-------- Provided entries
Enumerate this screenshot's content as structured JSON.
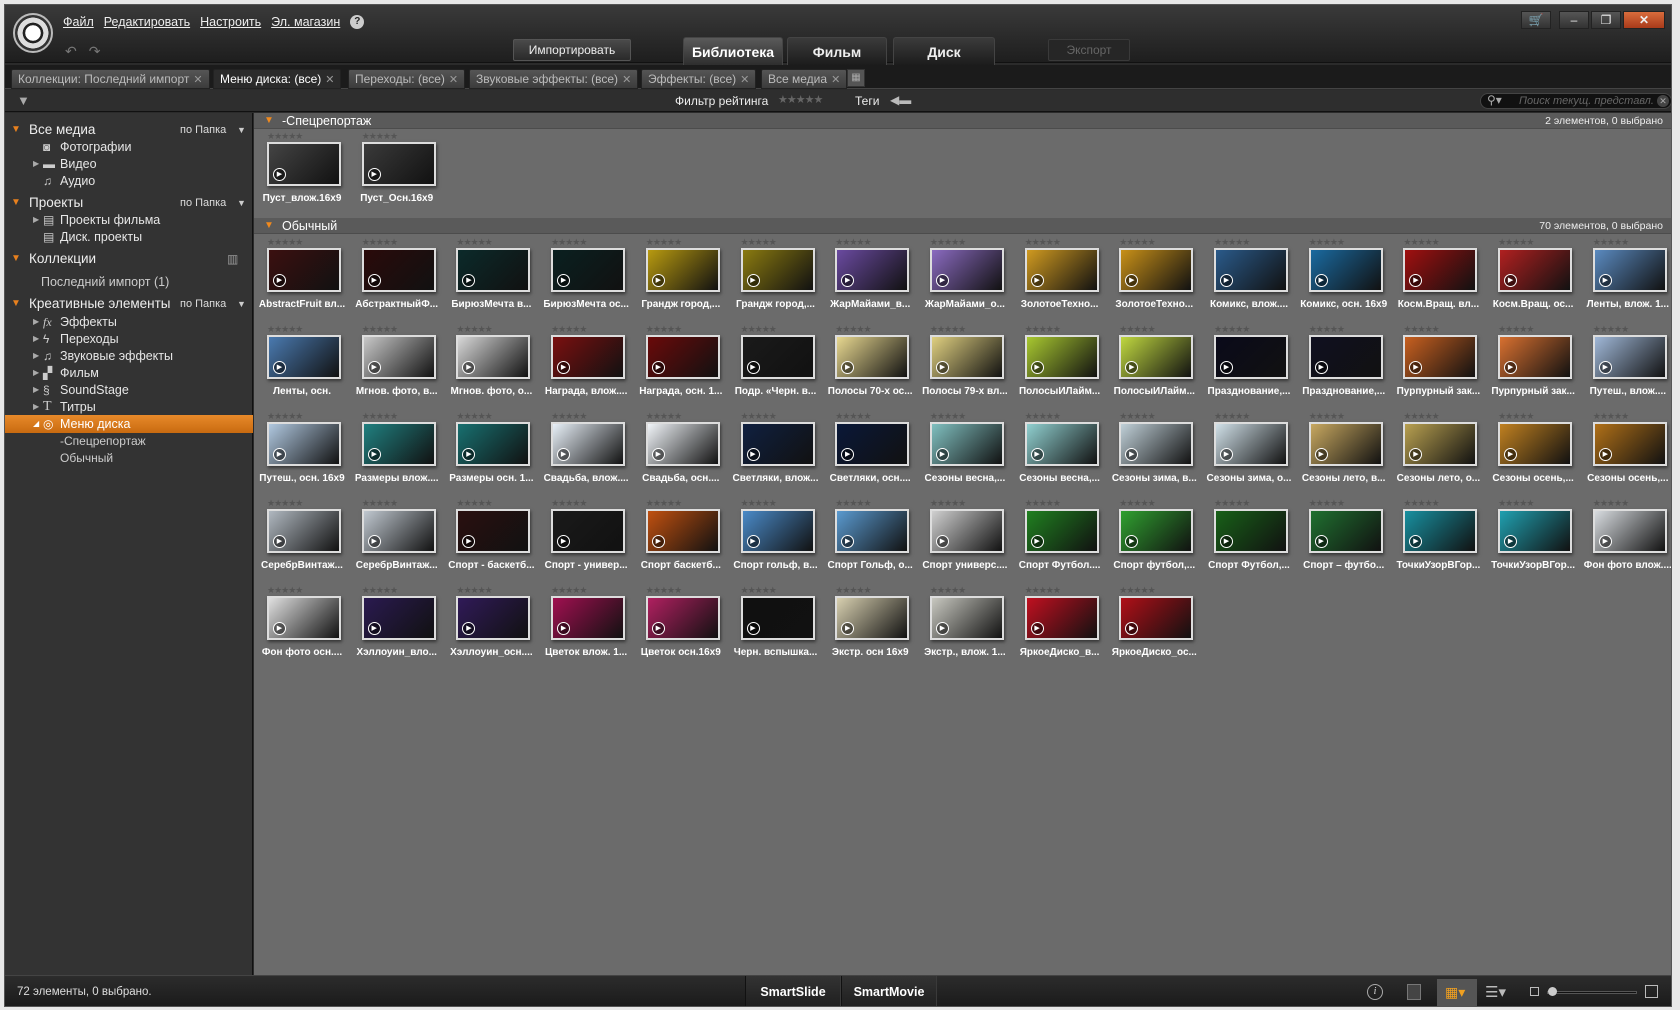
{
  "menu": {
    "items": [
      "Файл",
      "Редактировать",
      "Настроить",
      "Эл. магазин"
    ],
    "help": "?"
  },
  "toolbar": {
    "import_label": "Импортировать",
    "tabs": [
      "Библиотека",
      "Фильм",
      "Диск"
    ],
    "export_label": "Экспорт"
  },
  "library_tabs": [
    {
      "label": "Коллекции: Последний импорт",
      "active": false
    },
    {
      "label": "Меню диска: (все)",
      "active": true
    },
    {
      "label": "Переходы: (все)",
      "active": false
    },
    {
      "label": "Звуковые эффекты: (все)",
      "active": false
    },
    {
      "label": "Эффекты: (все)",
      "active": false
    },
    {
      "label": "Все медиа",
      "active": false
    }
  ],
  "filter": {
    "rating_label": "Фильтр рейтинга",
    "rating_stars": "★★★★★",
    "tags_label": "Теги",
    "search_placeholder": "Поиск текущ. представл."
  },
  "sidebar": {
    "all_media": "Все медиа",
    "sort_folder": "по Папка",
    "photos": "Фотографии",
    "video": "Видео",
    "audio": "Аудио",
    "projects": "Проекты",
    "film_projects": "Проекты фильма",
    "disc_projects": "Диск. проекты",
    "collections": "Коллекции",
    "last_import": "Последний импорт (1)",
    "creative": "Креативные элементы",
    "effects": "Эффекты",
    "transitions": "Переходы",
    "sound_effects": "Звуковые эффекты",
    "film": "Фильм",
    "soundstage": "SoundStage",
    "titles": "Титры",
    "disc_menu": "Меню диска",
    "special": "-Спецрепортаж",
    "normal": "Обычный"
  },
  "sections": [
    {
      "title": "-Спецрепортаж",
      "count": "2 элементов, 0 выбрано",
      "items": [
        {
          "label": "Пуст_влож.16x9",
          "color": "#444444"
        },
        {
          "label": "Пуст_Осн.16x9",
          "color": "#3a3a3a"
        }
      ]
    },
    {
      "title": "Обычный",
      "count": "70 элементов, 0 выбрано",
      "items": [
        {
          "label": "AbstractFruit вл...",
          "color": "#3b1010"
        },
        {
          "label": "АбстрактныйФ...",
          "color": "#2a0a0a"
        },
        {
          "label": "БирюзМечта в...",
          "color": "#0b2a2a"
        },
        {
          "label": "БирюзМечта ос...",
          "color": "#0a2020"
        },
        {
          "label": "Грандж город,...",
          "color": "#b89a10"
        },
        {
          "label": "Грандж город,...",
          "color": "#8a7a10"
        },
        {
          "label": "ЖарМайами_в...",
          "color": "#6a4aa0"
        },
        {
          "label": "ЖарМайами_о...",
          "color": "#8a6ac0"
        },
        {
          "label": "ЗолотоеТехно...",
          "color": "#d09a20"
        },
        {
          "label": "ЗолотоеТехно...",
          "color": "#c89018"
        },
        {
          "label": "Комикс, влож....",
          "color": "#2a5a8a"
        },
        {
          "label": "Комикс, осн. 16x9",
          "color": "#1a6aa0"
        },
        {
          "label": "Косм.Вращ. вл...",
          "color": "#a01010"
        },
        {
          "label": "Косм.Вращ. ос...",
          "color": "#b02020"
        },
        {
          "label": "Ленты, влож. 1...",
          "color": "#5a8ac0"
        },
        {
          "label": "Ленты, осн.",
          "color": "#4a7ab0"
        },
        {
          "label": "Мгнов. фото, в...",
          "color": "#c8c8c8"
        },
        {
          "label": "Мгнов. фото, о...",
          "color": "#d8d8d8"
        },
        {
          "label": "Награда, влож....",
          "color": "#7a1010"
        },
        {
          "label": "Награда, осн. 1...",
          "color": "#6a0a0a"
        },
        {
          "label": "Подр. «Черн. в...",
          "color": "#1a1a1a"
        },
        {
          "label": "Полосы 70-х ос...",
          "color": "#e8d890"
        },
        {
          "label": "Полосы 79-х вл...",
          "color": "#e0d080"
        },
        {
          "label": "ПолосыИЛайм...",
          "color": "#a8c830"
        },
        {
          "label": "ПолосыИЛайм...",
          "color": "#c0d840"
        },
        {
          "label": "Празднование,...",
          "color": "#0a0a1a"
        },
        {
          "label": "Празднование,...",
          "color": "#101020"
        },
        {
          "label": "Пурпурный зак...",
          "color": "#c86020"
        },
        {
          "label": "Пурпурный зак...",
          "color": "#d87030"
        },
        {
          "label": "Путеш., влож....",
          "color": "#a0b8d8"
        },
        {
          "label": "Путеш., осн. 16x9",
          "color": "#b0c8e0"
        },
        {
          "label": "Размеры влож....",
          "color": "#208080"
        },
        {
          "label": "Размеры осн. 1...",
          "color": "#187070"
        },
        {
          "label": "Свадьба, влож....",
          "color": "#e8f0f8"
        },
        {
          "label": "Свадьба, осн....",
          "color": "#f0f4f8"
        },
        {
          "label": "Светляки, влож...",
          "color": "#102040"
        },
        {
          "label": "Светляки, осн....",
          "color": "#0a1838"
        },
        {
          "label": "Сезоны весна,...",
          "color": "#80c0c0"
        },
        {
          "label": "Сезоны весна,...",
          "color": "#90d0d0"
        },
        {
          "label": "Сезоны зима, в...",
          "color": "#c0d0d8"
        },
        {
          "label": "Сезоны зима, о...",
          "color": "#d0e0e8"
        },
        {
          "label": "Сезоны лето, в...",
          "color": "#c8a860"
        },
        {
          "label": "Сезоны лето, о...",
          "color": "#b8a050"
        },
        {
          "label": "Сезоны осень,...",
          "color": "#c08020"
        },
        {
          "label": "Сезоны осень,...",
          "color": "#b07018"
        },
        {
          "label": "СеребрВинтаж...",
          "color": "#b0b8c0"
        },
        {
          "label": "СеребрВинтаж...",
          "color": "#c0c8d0"
        },
        {
          "label": "Спорт - баскетб...",
          "color": "#2a1010"
        },
        {
          "label": "Спорт - универ...",
          "color": "#1a1a1a"
        },
        {
          "label": "Спорт баскетб...",
          "color": "#c05010"
        },
        {
          "label": "Спорт гольф, в...",
          "color": "#4a8ac8"
        },
        {
          "label": "Спорт Гольф, о...",
          "color": "#5a9ad0"
        },
        {
          "label": "Спорт универс....",
          "color": "#d0d0d0"
        },
        {
          "label": "Спорт Футбол....",
          "color": "#208020"
        },
        {
          "label": "Спорт футбол,...",
          "color": "#30a030"
        },
        {
          "label": "Спорт Футбол,...",
          "color": "#186018"
        },
        {
          "label": "Спорт – футбо...",
          "color": "#207030"
        },
        {
          "label": "ТочкиУзорВГор...",
          "color": "#1890a0"
        },
        {
          "label": "ТочкиУзорВГор...",
          "color": "#20a0b0"
        },
        {
          "label": "Фон фото влож....",
          "color": "#d8dce0"
        },
        {
          "label": "Фон фото осн....",
          "color": "#e0e0e0"
        },
        {
          "label": "Хэллоуин_вло...",
          "color": "#2a1a50"
        },
        {
          "label": "Хэллоуин_осн....",
          "color": "#301a58"
        },
        {
          "label": "Цветок влож. 1...",
          "color": "#a01050"
        },
        {
          "label": "Цветок осн.16x9",
          "color": "#b02060"
        },
        {
          "label": "Черн. вспышка...",
          "color": "#101010"
        },
        {
          "label": "Экстр. осн 16x9",
          "color": "#d8d0b0"
        },
        {
          "label": "Экстр., влож. 1...",
          "color": "#c8c8c0"
        },
        {
          "label": "ЯркоеДиско_в...",
          "color": "#c01020"
        },
        {
          "label": "ЯркоеДиско_ос...",
          "color": "#b01018"
        }
      ]
    }
  ],
  "status": {
    "text": "72 элементы, 0 выбрано.",
    "smartslide": "SmartSlide",
    "smartmovie": "SmartMovie"
  },
  "accent_color": "#e8801e"
}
----------------
» Given request:
Repeat the material above word for word and skip every image in it.

» Reply:
Enumerate this screenshot's content as structured JSON.
{
  "menu": {
    "items": [
      "Файл",
      "Редактировать",
      "Настроить",
      "Эл. магазин"
    ],
    "help": "?"
  },
  "toolbar": {
    "import_label": "Импортировать",
    "tabs": [
      "Библиотека",
      "Фильм",
      "Диск"
    ],
    "export_label": "Экспорт"
  },
  "library_tabs": [
    {
      "label": "Коллекции: Последний импорт",
      "active": false
    },
    {
      "label": "Меню диска: (все)",
      "active": true
    },
    {
      "label": "Переходы: (все)",
      "active": false
    },
    {
      "label": "Звуковые эффекты: (все)",
      "active": false
    },
    {
      "label": "Эффекты: (все)",
      "active": false
    },
    {
      "label": "Все медиа",
      "active": false
    }
  ],
  "filter": {
    "rating_label": "Фильтр рейтинга",
    "rating_stars": "★★★★★",
    "tags_label": "Теги",
    "search_placeholder": "Поиск текущ. представл."
  },
  "sidebar": {
    "all_media": "Все медиа",
    "sort_folder": "по Папка",
    "photos": "Фотографии",
    "video": "Видео",
    "audio": "Аудио",
    "projects": "Проекты",
    "film_projects": "Проекты фильма",
    "disc_projects": "Диск. проекты",
    "collections": "Коллекции",
    "last_import": "Последний импорт (1)",
    "creative": "Креативные элементы",
    "effects": "Эффекты",
    "transitions": "Переходы",
    "sound_effects": "Звуковые эффекты",
    "film": "Фильм",
    "soundstage": "SoundStage",
    "titles": "Титры",
    "disc_menu": "Меню диска",
    "special": "-Спецрепортаж",
    "normal": "Обычный"
  },
  "sections": [
    {
      "title": "-Спецрепортаж",
      "count": "2 элементов, 0 выбрано",
      "items": [
        {
          "label": "Пуст_влож.16x9",
          "color": "#444444"
        },
        {
          "label": "Пуст_Осн.16x9",
          "color": "#3a3a3a"
        }
      ]
    },
    {
      "title": "Обычный",
      "count": "70 элементов, 0 выбрано",
      "items": [
        {
          "label": "AbstractFruit вл...",
          "color": "#3b1010"
        },
        {
          "label": "АбстрактныйФ...",
          "color": "#2a0a0a"
        },
        {
          "label": "БирюзМечта в...",
          "color": "#0b2a2a"
        },
        {
          "label": "БирюзМечта ос...",
          "color": "#0a2020"
        },
        {
          "label": "Грандж город,...",
          "color": "#b89a10"
        },
        {
          "label": "Грандж город,...",
          "color": "#8a7a10"
        },
        {
          "label": "ЖарМайами_в...",
          "color": "#6a4aa0"
        },
        {
          "label": "ЖарМайами_о...",
          "color": "#8a6ac0"
        },
        {
          "label": "ЗолотоеТехно...",
          "color": "#d09a20"
        },
        {
          "label": "ЗолотоеТехно...",
          "color": "#c89018"
        },
        {
          "label": "Комикс, влож....",
          "color": "#2a5a8a"
        },
        {
          "label": "Комикс, осн. 16x9",
          "color": "#1a6aa0"
        },
        {
          "label": "Косм.Вращ. вл...",
          "color": "#a01010"
        },
        {
          "label": "Косм.Вращ. ос...",
          "color": "#b02020"
        },
        {
          "label": "Ленты, влож. 1...",
          "color": "#5a8ac0"
        },
        {
          "label": "Ленты, осн.",
          "color": "#4a7ab0"
        },
        {
          "label": "Мгнов. фото, в...",
          "color": "#c8c8c8"
        },
        {
          "label": "Мгнов. фото, о...",
          "color": "#d8d8d8"
        },
        {
          "label": "Награда, влож....",
          "color": "#7a1010"
        },
        {
          "label": "Награда, осн. 1...",
          "color": "#6a0a0a"
        },
        {
          "label": "Подр. «Черн. в...",
          "color": "#1a1a1a"
        },
        {
          "label": "Полосы 70-х ос...",
          "color": "#e8d890"
        },
        {
          "label": "Полосы 79-х вл...",
          "color": "#e0d080"
        },
        {
          "label": "ПолосыИЛайм...",
          "color": "#a8c830"
        },
        {
          "label": "ПолосыИЛайм...",
          "color": "#c0d840"
        },
        {
          "label": "Празднование,...",
          "color": "#0a0a1a"
        },
        {
          "label": "Празднование,...",
          "color": "#101020"
        },
        {
          "label": "Пурпурный зак...",
          "color": "#c86020"
        },
        {
          "label": "Пурпурный зак...",
          "color": "#d87030"
        },
        {
          "label": "Путеш., влож....",
          "color": "#a0b8d8"
        },
        {
          "label": "Путеш., осн. 16x9",
          "color": "#b0c8e0"
        },
        {
          "label": "Размеры влож....",
          "color": "#208080"
        },
        {
          "label": "Размеры осн. 1...",
          "color": "#187070"
        },
        {
          "label": "Свадьба, влож....",
          "color": "#e8f0f8"
        },
        {
          "label": "Свадьба, осн....",
          "color": "#f0f4f8"
        },
        {
          "label": "Светляки, влож...",
          "color": "#102040"
        },
        {
          "label": "Светляки, осн....",
          "color": "#0a1838"
        },
        {
          "label": "Сезоны весна,...",
          "color": "#80c0c0"
        },
        {
          "label": "Сезоны весна,...",
          "color": "#90d0d0"
        },
        {
          "label": "Сезоны зима, в...",
          "color": "#c0d0d8"
        },
        {
          "label": "Сезоны зима, о...",
          "color": "#d0e0e8"
        },
        {
          "label": "Сезоны лето, в...",
          "color": "#c8a860"
        },
        {
          "label": "Сезоны лето, о...",
          "color": "#b8a050"
        },
        {
          "label": "Сезоны осень,...",
          "color": "#c08020"
        },
        {
          "label": "Сезоны осень,...",
          "color": "#b07018"
        },
        {
          "label": "СеребрВинтаж...",
          "color": "#b0b8c0"
        },
        {
          "label": "СеребрВинтаж...",
          "color": "#c0c8d0"
        },
        {
          "label": "Спорт - баскетб...",
          "color": "#2a1010"
        },
        {
          "label": "Спорт - универ...",
          "color": "#1a1a1a"
        },
        {
          "label": "Спорт баскетб...",
          "color": "#c05010"
        },
        {
          "label": "Спорт гольф, в...",
          "color": "#4a8ac8"
        },
        {
          "label": "Спорт Гольф, о...",
          "color": "#5a9ad0"
        },
        {
          "label": "Спорт универс....",
          "color": "#d0d0d0"
        },
        {
          "label": "Спорт Футбол....",
          "color": "#208020"
        },
        {
          "label": "Спорт футбол,...",
          "color": "#30a030"
        },
        {
          "label": "Спорт Футбол,...",
          "color": "#186018"
        },
        {
          "label": "Спорт – футбо...",
          "color": "#207030"
        },
        {
          "label": "ТочкиУзорВГор...",
          "color": "#1890a0"
        },
        {
          "label": "ТочкиУзорВГор...",
          "color": "#20a0b0"
        },
        {
          "label": "Фон фото влож....",
          "color": "#d8dce0"
        },
        {
          "label": "Фон фото осн....",
          "color": "#e0e0e0"
        },
        {
          "label": "Хэллоуин_вло...",
          "color": "#2a1a50"
        },
        {
          "label": "Хэллоуин_осн....",
          "color": "#301a58"
        },
        {
          "label": "Цветок влож. 1...",
          "color": "#a01050"
        },
        {
          "label": "Цветок осн.16x9",
          "color": "#b02060"
        },
        {
          "label": "Черн. вспышка...",
          "color": "#101010"
        },
        {
          "label": "Экстр. осн 16x9",
          "color": "#d8d0b0"
        },
        {
          "label": "Экстр., влож. 1...",
          "color": "#c8c8c0"
        },
        {
          "label": "ЯркоеДиско_в...",
          "color": "#c01020"
        },
        {
          "label": "ЯркоеДиско_ос...",
          "color": "#b01018"
        }
      ]
    }
  ],
  "status": {
    "text": "72 элементы, 0 выбрано.",
    "smartslide": "SmartSlide",
    "smartmovie": "SmartMovie"
  },
  "accent_color": "#e8801e"
}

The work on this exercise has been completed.